Up Training 用データセット 作成: 2026-02-21
更新: 2026-02-21


    データ検索の能力を,つぎの対応づけが要素になると見る:
      質問 ↔ 回答
      文 ↔ 要約
      文 ↔ パラフレーズ
      タイトル ↔ 本文
      検索クエリ ↔ クリックされた文書
      翻訳文ペア(意味が同じ)

    そこで,この対応になった "意味が同じテクストペア" を大量につくって,Training 用データとする。


    ここで,つぎの問題になる:
      この Training 用データを,どうやってつくるか?
    人手では,とんでもなく大変な作業になる。

    それでも昔は,他に方法がなかったので,人の手でやった。
    しかし今は,つぎの仕組みによって,ほぼ自動で作られている:
     ・LLM が自動生成
     ・Web の構造が自然にペアを提供
     ・検索ログが自然な教師データになる


    (1) LLM による「パラフレーズ生成」
    例えば,文
      犬が好きです。
    を LLM に渡して,
      この文と意味が同じ別の表現を5つ作ってください。
    と指示すると,LLM は:
      私は犬が大好きです
      犬がとても好きです
      犬に好意を持っています
      犬が好きという気持ちがあります
      犬が好きなんです
    といったペアを大量に生成できる。
    これが
      文 ↔ パラフレーズ
    の訓練データにる。


    (2) LLM による「要約生成」
    文や段落を LLM に渡して:
      この文章を短く要約してください。
    と指示すれば,
      文 ↔ 要約
      タイトル ↔ 本文
    のペアが自動で作れる。


    (3) LLM による「質問生成」

━━━

- **やること**: 訓練用データの作り方を述べた上の文章を、末尾の見出し「(3) LLM による『質問生成』」の続きから書き進めよ。

━━━

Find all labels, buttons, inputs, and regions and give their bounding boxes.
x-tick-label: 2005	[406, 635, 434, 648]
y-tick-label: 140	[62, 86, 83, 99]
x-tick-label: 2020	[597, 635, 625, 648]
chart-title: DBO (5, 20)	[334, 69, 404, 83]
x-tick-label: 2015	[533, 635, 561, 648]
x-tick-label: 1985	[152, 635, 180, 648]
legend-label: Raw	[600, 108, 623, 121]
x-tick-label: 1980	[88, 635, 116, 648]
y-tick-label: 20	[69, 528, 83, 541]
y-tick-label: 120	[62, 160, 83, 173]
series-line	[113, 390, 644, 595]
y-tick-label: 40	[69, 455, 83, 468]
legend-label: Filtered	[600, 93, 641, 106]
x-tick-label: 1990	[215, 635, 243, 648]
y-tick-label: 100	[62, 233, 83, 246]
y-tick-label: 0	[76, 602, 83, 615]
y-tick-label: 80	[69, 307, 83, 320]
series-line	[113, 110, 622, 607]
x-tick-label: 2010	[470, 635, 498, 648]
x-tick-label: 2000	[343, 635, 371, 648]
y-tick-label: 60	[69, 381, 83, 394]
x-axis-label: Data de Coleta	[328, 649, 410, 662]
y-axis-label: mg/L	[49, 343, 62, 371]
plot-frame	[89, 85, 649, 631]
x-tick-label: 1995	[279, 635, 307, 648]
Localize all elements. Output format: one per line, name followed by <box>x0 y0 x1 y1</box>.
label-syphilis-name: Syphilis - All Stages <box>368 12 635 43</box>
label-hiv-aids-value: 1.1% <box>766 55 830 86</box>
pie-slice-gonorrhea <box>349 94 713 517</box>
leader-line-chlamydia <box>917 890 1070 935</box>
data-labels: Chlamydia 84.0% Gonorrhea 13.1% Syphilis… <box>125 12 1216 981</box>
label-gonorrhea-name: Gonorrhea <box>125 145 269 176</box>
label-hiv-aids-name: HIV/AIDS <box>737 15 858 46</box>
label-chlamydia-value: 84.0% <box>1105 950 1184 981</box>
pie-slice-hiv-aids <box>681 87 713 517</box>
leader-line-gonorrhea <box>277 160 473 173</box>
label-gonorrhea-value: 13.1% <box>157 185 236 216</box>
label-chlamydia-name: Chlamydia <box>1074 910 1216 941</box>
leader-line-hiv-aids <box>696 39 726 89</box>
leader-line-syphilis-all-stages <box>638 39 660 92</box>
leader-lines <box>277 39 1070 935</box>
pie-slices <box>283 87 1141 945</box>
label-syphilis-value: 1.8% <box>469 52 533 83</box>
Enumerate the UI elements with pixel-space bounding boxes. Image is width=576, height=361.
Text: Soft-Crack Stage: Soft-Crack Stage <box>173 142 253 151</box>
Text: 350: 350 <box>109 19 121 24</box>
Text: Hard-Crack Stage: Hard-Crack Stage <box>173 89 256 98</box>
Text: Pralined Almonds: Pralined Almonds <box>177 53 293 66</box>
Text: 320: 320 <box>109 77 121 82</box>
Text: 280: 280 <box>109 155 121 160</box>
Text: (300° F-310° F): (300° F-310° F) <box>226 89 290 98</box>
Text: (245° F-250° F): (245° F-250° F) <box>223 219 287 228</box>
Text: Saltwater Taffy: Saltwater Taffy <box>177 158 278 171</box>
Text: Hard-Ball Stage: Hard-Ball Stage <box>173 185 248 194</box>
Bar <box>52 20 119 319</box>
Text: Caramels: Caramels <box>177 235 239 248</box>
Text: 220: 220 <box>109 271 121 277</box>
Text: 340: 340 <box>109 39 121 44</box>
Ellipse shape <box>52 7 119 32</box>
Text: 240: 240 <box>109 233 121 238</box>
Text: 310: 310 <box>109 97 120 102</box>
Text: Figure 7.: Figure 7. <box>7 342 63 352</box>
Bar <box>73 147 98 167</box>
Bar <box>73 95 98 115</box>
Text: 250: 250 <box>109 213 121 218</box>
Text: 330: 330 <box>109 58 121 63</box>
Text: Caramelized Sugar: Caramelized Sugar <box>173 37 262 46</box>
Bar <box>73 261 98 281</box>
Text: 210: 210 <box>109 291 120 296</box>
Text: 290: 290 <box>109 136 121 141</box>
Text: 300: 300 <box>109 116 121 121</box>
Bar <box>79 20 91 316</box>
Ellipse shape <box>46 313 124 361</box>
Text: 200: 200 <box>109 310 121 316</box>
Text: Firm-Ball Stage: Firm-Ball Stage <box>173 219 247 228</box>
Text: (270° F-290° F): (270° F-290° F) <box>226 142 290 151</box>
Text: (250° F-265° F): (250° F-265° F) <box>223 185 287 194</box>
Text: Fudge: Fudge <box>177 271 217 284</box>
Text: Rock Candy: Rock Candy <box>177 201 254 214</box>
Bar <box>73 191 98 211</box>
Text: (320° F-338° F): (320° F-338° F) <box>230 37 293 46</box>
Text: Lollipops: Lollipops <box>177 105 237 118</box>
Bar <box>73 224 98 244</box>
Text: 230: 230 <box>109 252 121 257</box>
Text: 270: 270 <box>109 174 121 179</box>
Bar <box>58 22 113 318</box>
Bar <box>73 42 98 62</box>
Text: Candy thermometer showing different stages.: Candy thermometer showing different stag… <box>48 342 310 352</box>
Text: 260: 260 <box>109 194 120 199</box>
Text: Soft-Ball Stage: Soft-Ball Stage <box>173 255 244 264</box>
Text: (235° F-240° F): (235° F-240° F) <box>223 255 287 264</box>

━━━

- **解答欄**:
    文章を渡して:
      この文章に対する質問を作ってください。
    と指示すると,
      質問 ↔ 回答
      クエリ ↔ 文書
    のペアが作れる。
    これは検索エンジンの訓練で非常に重要。


    (4) LLM/翻訳モデルによる「翻訳ペア生成」
    モデルに
      この文を英語に翻訳してください。
    と指示すれば,
      翻訳文ペア(意味が同じ)
    が大量に作れる。


    (5) 実際のユーザーデータ(クリックログなど)
    Google,Bing,YouTube,Amazon などは,次のようなデータを持っている:
      ・ユーザーが検索したクエリ
      ・クリックした文書
      ・長く読んだ文書
      ・購入した商品
    これらは 自然な「意味の近いペア」 。

    例:
      クエリ   :犬のしつけ方
      クリック文書:初心者向けの犬のしつけガイド
    これはそのまま positive pair になる。


    (6) 大規模データセットの自動構築
    OpenAI,Cohere,Google などは,次のような方法で訓練データを作っている:
     ・ LLM で大量のペアを生成
       (パラフレーズ,要約,質問,翻訳)
     ・ Web の構造を利用
       (タイトル ↔ 本文,見出し ↔ 段落)
     ・ 検索ログを利用
       (クエリ ↔ クリック文書)
     ・ 既存の公開データセットを利用
       (自然言語推論,QA,要約など)

    これらを組み合わせて,数億〜数十億ペア の訓練データを作る。